SET TASK |
Reproduce the listing below in full and without alteration, apart from its pictures.

DATA |
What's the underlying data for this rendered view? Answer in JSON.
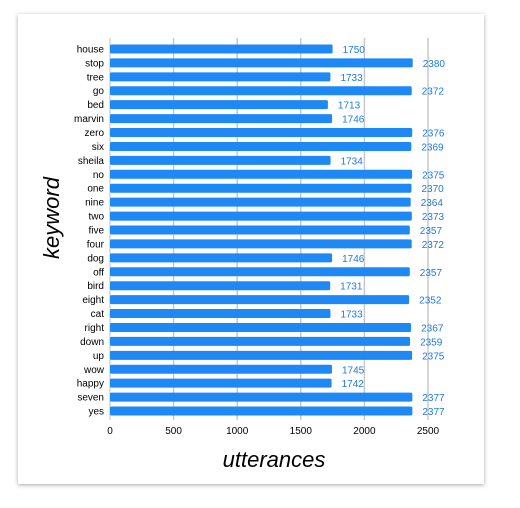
{
  "chart_data": {
    "type": "bar",
    "orientation": "horizontal",
    "categories": [
      "house",
      "stop",
      "tree",
      "go",
      "bed",
      "marvin",
      "zero",
      "six",
      "sheila",
      "no",
      "one",
      "nine",
      "two",
      "five",
      "four",
      "dog",
      "off",
      "bird",
      "eight",
      "cat",
      "right",
      "down",
      "up",
      "wow",
      "happy",
      "seven",
      "yes"
    ],
    "values": [
      1750,
      2380,
      1733,
      2372,
      1713,
      1746,
      2376,
      2369,
      1734,
      2375,
      2370,
      2364,
      2373,
      2357,
      2372,
      1746,
      2357,
      1731,
      2352,
      1733,
      2367,
      2359,
      2375,
      1745,
      1742,
      2377,
      2377
    ],
    "value_labels": [
      "1750",
      "2380",
      "1733",
      "2372",
      "1713",
      "1746",
      "2376",
      "2369",
      "1734",
      "2375",
      "2370",
      "2364",
      "2373",
      "2357",
      "2372",
      "1746",
      "2357",
      "1731",
      "2352",
      "1733",
      "2367",
      "2359",
      "2375",
      "1745",
      "1742",
      "2377",
      "2377"
    ],
    "xlabel": "utterances",
    "ylabel": "keyword",
    "xlim": [
      0,
      2500
    ],
    "x_ticks": [
      "0",
      "500",
      "1000",
      "1500",
      "2000",
      "2500"
    ],
    "grid": true,
    "bar_color": "#1e88f5",
    "label_color": "#1e7be0"
  }
}
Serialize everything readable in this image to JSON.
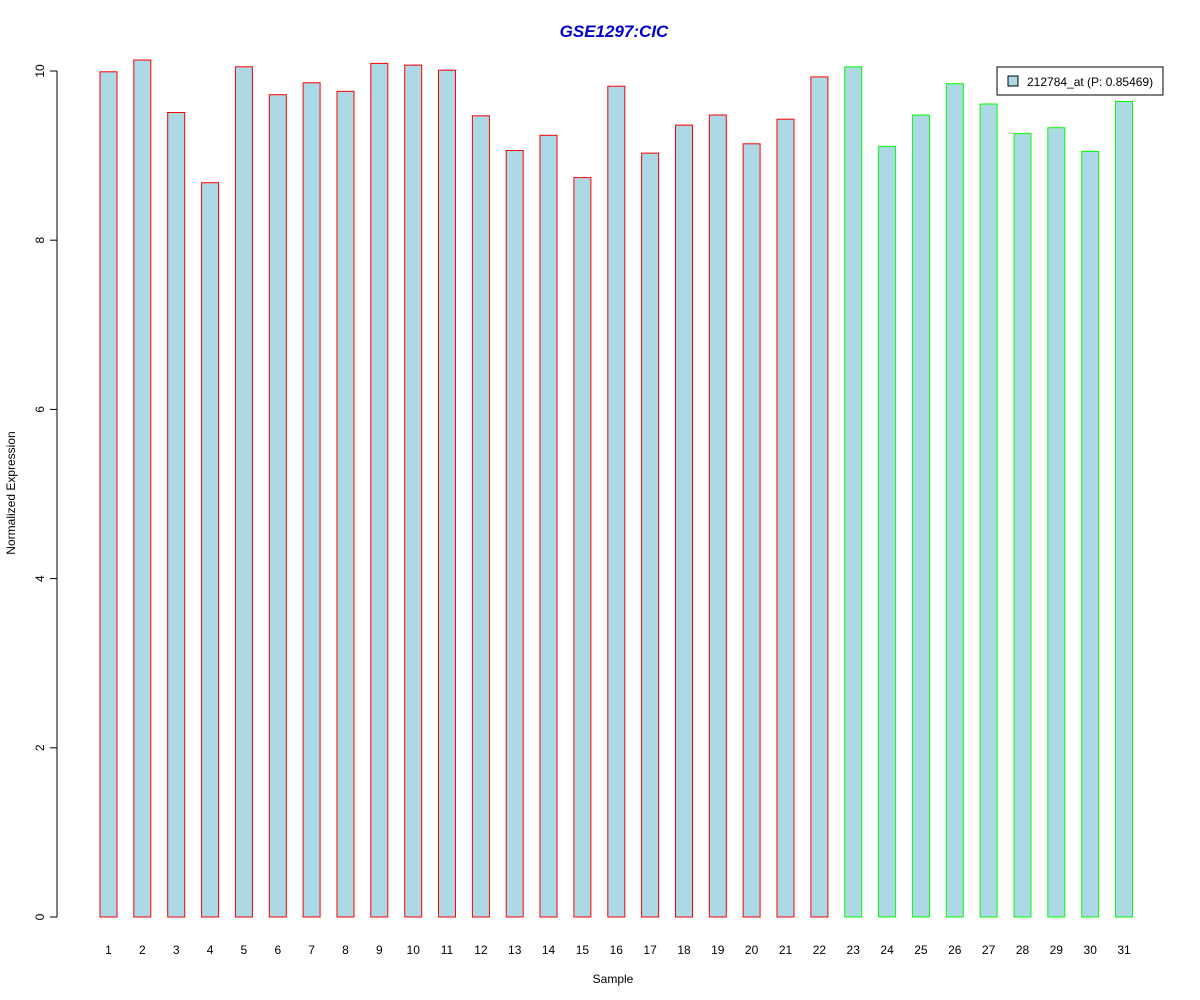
{
  "chart_data": {
    "type": "bar",
    "title": "GSE1297:CIC",
    "xlabel": "Sample",
    "ylabel": "Normalized Expression",
    "ylim": [
      0,
      10
    ],
    "yticks": [
      0,
      2,
      4,
      6,
      8,
      10
    ],
    "grid": false,
    "legend_position": "top-right",
    "legend_label": "212784_at (P: 0.85469)",
    "categories": [
      "1",
      "2",
      "3",
      "4",
      "5",
      "6",
      "7",
      "8",
      "9",
      "10",
      "11",
      "12",
      "13",
      "14",
      "15",
      "16",
      "17",
      "18",
      "19",
      "20",
      "21",
      "22",
      "23",
      "24",
      "25",
      "26",
      "27",
      "28",
      "29",
      "30",
      "31"
    ],
    "values": [
      9.99,
      10.13,
      9.51,
      8.68,
      10.05,
      9.72,
      9.86,
      9.76,
      10.09,
      10.07,
      10.01,
      9.47,
      9.06,
      9.24,
      8.74,
      9.82,
      9.03,
      9.36,
      9.48,
      9.14,
      9.43,
      9.93,
      10.05,
      9.11,
      9.48,
      9.85,
      9.61,
      9.26,
      9.33,
      9.05,
      9.64
    ],
    "groups": [
      "red",
      "red",
      "red",
      "red",
      "red",
      "red",
      "red",
      "red",
      "red",
      "red",
      "red",
      "red",
      "red",
      "red",
      "red",
      "red",
      "red",
      "red",
      "red",
      "red",
      "red",
      "red",
      "green",
      "green",
      "green",
      "green",
      "green",
      "green",
      "green",
      "green",
      "green"
    ]
  },
  "colors": {
    "bar_fill": "#add8e6",
    "border_red": "#ff0000",
    "border_green": "#00ff00",
    "title": "#0000cd",
    "axis": "#000000"
  }
}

FINISHED EXERCISE |
What's the underlying data for this rendered view? Answer in JSON.
{
  "chart_data": {
    "type": "bar",
    "orientation": "horizontal",
    "categories": [
      "house",
      "stop",
      "tree",
      "go",
      "bed",
      "marvin",
      "zero",
      "six",
      "sheila",
      "no",
      "one",
      "nine",
      "two",
      "five",
      "four",
      "dog",
      "off",
      "bird",
      "eight",
      "cat",
      "right",
      "down",
      "up",
      "wow",
      "happy",
      "seven",
      "yes"
    ],
    "values": [
      1750,
      2380,
      1733,
      2372,
      1713,
      1746,
      2376,
      2369,
      1734,
      2375,
      2370,
      2364,
      2373,
      2357,
      2372,
      1746,
      2357,
      1731,
      2352,
      1733,
      2367,
      2359,
      2375,
      1745,
      1742,
      2377,
      2377
    ],
    "value_labels": [
      "1750",
      "2380",
      "1733",
      "2372",
      "1713",
      "1746",
      "2376",
      "2369",
      "1734",
      "2375",
      "2370",
      "2364",
      "2373",
      "2357",
      "2372",
      "1746",
      "2357",
      "1731",
      "2352",
      "1733",
      "2367",
      "2359",
      "2375",
      "1745",
      "1742",
      "2377",
      "2377"
    ],
    "xlabel": "utterances",
    "ylabel": "keyword",
    "xlim": [
      0,
      2500
    ],
    "x_ticks": [
      "0",
      "500",
      "1000",
      "1500",
      "2000",
      "2500"
    ],
    "grid": true,
    "bar_color": "#1e88f5",
    "label_color": "#1e7be0"
  }
}
Serialize everything readable in this image to JSON.
{
  "chart_data": {
    "type": "bar",
    "title": "GSE1297:CIC",
    "xlabel": "Sample",
    "ylabel": "Normalized Expression",
    "ylim": [
      0,
      10
    ],
    "yticks": [
      0,
      2,
      4,
      6,
      8,
      10
    ],
    "grid": false,
    "legend_position": "top-right",
    "legend_label": "212784_at (P: 0.85469)",
    "categories": [
      "1",
      "2",
      "3",
      "4",
      "5",
      "6",
      "7",
      "8",
      "9",
      "10",
      "11",
      "12",
      "13",
      "14",
      "15",
      "16",
      "17",
      "18",
      "19",
      "20",
      "21",
      "22",
      "23",
      "24",
      "25",
      "26",
      "27",
      "28",
      "29",
      "30",
      "31"
    ],
    "values": [
      9.99,
      10.13,
      9.51,
      8.68,
      10.05,
      9.72,
      9.86,
      9.76,
      10.09,
      10.07,
      10.01,
      9.47,
      9.06,
      9.24,
      8.74,
      9.82,
      9.03,
      9.36,
      9.48,
      9.14,
      9.43,
      9.93,
      10.05,
      9.11,
      9.48,
      9.85,
      9.61,
      9.26,
      9.33,
      9.05,
      9.64
    ],
    "groups": [
      "red",
      "red",
      "red",
      "red",
      "red",
      "red",
      "red",
      "red",
      "red",
      "red",
      "red",
      "red",
      "red",
      "red",
      "red",
      "red",
      "red",
      "red",
      "red",
      "red",
      "red",
      "red",
      "green",
      "green",
      "green",
      "green",
      "green",
      "green",
      "green",
      "green",
      "green"
    ]
  },
  "colors": {
    "bar_fill": "#add8e6",
    "border_red": "#ff0000",
    "border_green": "#00ff00",
    "title": "#0000cd",
    "axis": "#000000"
  }
}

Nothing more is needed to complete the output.